**Data entries for graphics**
**********

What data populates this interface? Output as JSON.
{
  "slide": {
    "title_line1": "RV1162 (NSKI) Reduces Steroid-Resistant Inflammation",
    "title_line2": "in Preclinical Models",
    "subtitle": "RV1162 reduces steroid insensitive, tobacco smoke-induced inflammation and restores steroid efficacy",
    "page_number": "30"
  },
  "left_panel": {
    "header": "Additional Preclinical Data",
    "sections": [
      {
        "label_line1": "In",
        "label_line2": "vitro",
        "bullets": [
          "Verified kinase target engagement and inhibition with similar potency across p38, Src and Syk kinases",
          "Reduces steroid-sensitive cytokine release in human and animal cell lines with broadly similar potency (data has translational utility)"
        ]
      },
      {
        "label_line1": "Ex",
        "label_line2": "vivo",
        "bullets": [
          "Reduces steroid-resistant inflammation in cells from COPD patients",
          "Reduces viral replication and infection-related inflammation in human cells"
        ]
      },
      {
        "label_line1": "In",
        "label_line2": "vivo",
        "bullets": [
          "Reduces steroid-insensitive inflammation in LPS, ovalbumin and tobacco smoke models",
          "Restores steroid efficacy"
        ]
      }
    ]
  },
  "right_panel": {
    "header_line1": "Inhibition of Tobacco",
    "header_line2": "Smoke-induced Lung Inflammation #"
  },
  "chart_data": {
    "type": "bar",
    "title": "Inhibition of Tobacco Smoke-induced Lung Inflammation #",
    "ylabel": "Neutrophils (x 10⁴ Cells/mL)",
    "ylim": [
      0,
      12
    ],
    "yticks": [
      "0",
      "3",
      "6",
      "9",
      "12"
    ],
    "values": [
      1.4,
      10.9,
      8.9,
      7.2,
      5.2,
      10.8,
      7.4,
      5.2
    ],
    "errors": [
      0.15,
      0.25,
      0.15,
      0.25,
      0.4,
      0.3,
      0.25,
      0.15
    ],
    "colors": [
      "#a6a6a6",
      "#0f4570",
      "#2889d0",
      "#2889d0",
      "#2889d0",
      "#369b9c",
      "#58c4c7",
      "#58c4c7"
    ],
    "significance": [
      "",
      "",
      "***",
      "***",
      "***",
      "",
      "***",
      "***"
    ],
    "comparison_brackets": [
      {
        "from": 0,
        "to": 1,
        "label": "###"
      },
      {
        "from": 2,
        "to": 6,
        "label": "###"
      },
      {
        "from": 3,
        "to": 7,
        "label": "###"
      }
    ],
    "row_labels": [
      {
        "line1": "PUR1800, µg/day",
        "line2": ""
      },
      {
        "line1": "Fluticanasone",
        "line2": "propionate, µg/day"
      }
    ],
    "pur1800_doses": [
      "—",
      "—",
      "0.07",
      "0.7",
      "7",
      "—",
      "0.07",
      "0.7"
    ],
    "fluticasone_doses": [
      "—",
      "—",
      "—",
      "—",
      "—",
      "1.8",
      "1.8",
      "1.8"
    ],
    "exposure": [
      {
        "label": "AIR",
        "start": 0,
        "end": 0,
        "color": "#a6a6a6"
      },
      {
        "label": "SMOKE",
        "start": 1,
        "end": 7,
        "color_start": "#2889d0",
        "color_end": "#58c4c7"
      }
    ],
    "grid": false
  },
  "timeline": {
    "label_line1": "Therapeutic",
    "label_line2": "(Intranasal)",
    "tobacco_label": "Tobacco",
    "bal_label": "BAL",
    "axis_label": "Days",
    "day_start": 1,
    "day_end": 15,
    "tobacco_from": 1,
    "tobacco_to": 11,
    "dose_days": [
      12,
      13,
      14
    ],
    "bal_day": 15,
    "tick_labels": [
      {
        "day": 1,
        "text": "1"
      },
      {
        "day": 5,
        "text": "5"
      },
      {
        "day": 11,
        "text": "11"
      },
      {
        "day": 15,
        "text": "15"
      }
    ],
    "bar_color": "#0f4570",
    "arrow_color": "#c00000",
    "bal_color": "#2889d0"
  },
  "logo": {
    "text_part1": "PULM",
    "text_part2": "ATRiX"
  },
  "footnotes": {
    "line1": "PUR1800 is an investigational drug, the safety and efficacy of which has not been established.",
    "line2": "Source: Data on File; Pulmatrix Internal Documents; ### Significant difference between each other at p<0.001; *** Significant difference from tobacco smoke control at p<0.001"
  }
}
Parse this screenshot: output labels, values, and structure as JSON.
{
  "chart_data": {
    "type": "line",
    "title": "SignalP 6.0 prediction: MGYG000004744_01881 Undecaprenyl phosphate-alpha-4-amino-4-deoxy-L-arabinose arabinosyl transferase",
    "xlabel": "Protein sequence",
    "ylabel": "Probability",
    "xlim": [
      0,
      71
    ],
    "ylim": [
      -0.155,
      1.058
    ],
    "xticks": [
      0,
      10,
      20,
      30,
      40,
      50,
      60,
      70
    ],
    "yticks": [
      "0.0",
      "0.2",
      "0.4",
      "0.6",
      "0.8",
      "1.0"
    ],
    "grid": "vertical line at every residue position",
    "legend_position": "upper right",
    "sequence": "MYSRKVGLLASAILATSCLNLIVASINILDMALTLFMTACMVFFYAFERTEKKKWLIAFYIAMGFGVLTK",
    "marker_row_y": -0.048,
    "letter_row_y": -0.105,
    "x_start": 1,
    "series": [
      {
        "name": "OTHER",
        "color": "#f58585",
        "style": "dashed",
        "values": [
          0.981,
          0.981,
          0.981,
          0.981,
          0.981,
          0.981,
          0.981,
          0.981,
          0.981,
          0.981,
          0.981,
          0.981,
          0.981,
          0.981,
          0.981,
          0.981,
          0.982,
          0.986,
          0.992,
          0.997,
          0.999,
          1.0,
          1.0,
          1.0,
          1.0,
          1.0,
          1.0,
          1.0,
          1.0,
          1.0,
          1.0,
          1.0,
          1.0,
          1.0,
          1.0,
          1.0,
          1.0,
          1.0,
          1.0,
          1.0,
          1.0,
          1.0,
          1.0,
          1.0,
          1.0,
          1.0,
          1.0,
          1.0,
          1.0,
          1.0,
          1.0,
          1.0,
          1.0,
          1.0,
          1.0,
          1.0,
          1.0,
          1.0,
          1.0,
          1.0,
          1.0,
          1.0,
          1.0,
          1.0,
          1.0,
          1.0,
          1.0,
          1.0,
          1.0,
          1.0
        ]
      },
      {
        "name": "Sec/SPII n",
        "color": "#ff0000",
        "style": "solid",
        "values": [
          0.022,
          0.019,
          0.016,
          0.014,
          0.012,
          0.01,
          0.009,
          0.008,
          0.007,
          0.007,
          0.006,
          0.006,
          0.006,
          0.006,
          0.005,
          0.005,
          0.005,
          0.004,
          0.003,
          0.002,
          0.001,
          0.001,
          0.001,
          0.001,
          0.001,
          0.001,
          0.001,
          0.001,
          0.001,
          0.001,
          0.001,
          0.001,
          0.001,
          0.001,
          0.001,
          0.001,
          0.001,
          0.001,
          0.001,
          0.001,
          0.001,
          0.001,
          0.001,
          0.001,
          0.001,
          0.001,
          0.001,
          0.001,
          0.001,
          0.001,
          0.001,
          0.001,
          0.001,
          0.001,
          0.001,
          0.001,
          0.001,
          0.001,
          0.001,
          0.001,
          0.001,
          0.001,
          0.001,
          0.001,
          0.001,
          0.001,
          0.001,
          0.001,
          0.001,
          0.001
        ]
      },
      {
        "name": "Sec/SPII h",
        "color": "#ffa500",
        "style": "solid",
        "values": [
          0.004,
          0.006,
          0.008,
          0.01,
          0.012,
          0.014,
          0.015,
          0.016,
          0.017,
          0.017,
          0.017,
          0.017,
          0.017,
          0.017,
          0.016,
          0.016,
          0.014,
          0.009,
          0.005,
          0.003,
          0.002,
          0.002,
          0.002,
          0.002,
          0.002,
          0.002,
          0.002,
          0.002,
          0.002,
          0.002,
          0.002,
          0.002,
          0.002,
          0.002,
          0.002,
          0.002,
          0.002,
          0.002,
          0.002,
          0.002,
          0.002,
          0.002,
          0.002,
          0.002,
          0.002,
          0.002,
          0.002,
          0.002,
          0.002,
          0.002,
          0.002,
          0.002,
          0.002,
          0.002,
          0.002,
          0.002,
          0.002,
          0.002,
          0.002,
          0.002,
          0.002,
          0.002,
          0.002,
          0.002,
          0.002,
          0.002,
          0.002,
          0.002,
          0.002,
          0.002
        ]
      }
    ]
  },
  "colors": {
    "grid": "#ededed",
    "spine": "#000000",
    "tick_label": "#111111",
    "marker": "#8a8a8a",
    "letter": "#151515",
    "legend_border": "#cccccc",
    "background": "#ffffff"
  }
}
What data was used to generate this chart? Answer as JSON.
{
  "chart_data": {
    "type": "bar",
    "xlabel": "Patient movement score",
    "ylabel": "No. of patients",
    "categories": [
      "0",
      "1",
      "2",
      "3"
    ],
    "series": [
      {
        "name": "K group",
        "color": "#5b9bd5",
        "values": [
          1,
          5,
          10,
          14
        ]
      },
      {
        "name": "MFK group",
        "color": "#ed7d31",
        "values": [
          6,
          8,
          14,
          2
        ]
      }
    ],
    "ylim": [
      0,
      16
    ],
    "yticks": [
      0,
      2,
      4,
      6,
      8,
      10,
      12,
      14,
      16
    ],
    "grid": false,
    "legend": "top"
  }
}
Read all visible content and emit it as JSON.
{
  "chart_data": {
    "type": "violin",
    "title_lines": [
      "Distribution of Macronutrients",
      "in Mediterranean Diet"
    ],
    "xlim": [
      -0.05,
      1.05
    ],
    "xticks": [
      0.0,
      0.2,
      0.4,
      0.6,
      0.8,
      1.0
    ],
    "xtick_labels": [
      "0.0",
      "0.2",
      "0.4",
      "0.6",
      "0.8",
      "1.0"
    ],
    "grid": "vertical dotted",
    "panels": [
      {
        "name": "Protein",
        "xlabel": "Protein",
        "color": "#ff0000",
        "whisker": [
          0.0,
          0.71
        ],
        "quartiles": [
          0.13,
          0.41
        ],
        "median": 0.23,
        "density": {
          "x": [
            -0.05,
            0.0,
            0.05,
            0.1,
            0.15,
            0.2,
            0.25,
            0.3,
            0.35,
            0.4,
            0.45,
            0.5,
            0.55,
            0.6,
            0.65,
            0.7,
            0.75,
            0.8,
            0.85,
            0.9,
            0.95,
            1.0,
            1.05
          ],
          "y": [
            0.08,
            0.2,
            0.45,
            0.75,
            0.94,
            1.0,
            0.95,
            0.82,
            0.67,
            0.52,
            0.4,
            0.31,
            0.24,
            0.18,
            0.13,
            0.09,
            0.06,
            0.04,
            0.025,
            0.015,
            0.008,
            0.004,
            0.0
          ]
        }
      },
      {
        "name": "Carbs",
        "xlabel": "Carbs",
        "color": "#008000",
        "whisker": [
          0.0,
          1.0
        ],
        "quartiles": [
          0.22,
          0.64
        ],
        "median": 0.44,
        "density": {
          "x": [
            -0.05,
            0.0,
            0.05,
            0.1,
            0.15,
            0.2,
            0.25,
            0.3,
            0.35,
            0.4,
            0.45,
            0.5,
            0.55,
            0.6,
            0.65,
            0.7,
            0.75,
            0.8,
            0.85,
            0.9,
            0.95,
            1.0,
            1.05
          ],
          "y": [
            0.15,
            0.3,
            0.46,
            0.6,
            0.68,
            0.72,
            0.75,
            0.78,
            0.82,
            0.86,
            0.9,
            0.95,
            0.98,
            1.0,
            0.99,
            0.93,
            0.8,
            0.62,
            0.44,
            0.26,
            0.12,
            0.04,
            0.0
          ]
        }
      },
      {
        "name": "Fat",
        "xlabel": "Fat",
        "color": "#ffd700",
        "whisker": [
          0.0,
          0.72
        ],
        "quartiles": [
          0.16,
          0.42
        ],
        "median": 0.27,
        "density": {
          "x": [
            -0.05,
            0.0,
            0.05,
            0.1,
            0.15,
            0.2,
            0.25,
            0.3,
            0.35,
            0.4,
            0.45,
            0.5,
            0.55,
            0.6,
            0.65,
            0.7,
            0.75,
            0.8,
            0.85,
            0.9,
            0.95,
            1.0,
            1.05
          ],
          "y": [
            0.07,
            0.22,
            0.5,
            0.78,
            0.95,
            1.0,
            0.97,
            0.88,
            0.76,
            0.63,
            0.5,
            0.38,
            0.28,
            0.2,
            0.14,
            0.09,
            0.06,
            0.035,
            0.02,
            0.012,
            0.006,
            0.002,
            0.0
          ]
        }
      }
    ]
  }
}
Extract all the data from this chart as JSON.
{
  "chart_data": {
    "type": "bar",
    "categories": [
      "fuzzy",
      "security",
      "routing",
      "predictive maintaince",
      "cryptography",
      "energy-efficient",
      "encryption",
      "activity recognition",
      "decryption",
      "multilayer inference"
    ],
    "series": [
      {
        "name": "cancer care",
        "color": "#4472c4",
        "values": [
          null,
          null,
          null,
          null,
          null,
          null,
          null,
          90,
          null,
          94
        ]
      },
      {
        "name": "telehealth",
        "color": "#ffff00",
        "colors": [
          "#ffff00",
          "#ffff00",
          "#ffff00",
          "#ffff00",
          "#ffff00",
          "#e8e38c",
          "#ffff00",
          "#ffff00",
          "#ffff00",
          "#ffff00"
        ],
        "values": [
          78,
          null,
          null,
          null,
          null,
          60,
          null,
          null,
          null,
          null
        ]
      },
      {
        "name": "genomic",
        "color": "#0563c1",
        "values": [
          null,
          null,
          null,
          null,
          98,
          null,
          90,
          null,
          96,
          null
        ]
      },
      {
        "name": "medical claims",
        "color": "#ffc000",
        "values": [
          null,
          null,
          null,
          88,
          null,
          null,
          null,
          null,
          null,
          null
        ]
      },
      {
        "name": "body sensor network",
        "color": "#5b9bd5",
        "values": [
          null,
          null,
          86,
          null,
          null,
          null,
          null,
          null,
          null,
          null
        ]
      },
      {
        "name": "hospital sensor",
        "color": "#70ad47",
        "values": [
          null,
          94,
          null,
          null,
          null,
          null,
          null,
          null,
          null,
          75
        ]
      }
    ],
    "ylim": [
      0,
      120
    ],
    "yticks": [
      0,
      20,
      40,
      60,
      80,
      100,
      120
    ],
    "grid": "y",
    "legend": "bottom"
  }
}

**********

**Work task**
Please report only the number of lines above that include "Preclinical".

**Task solution**
2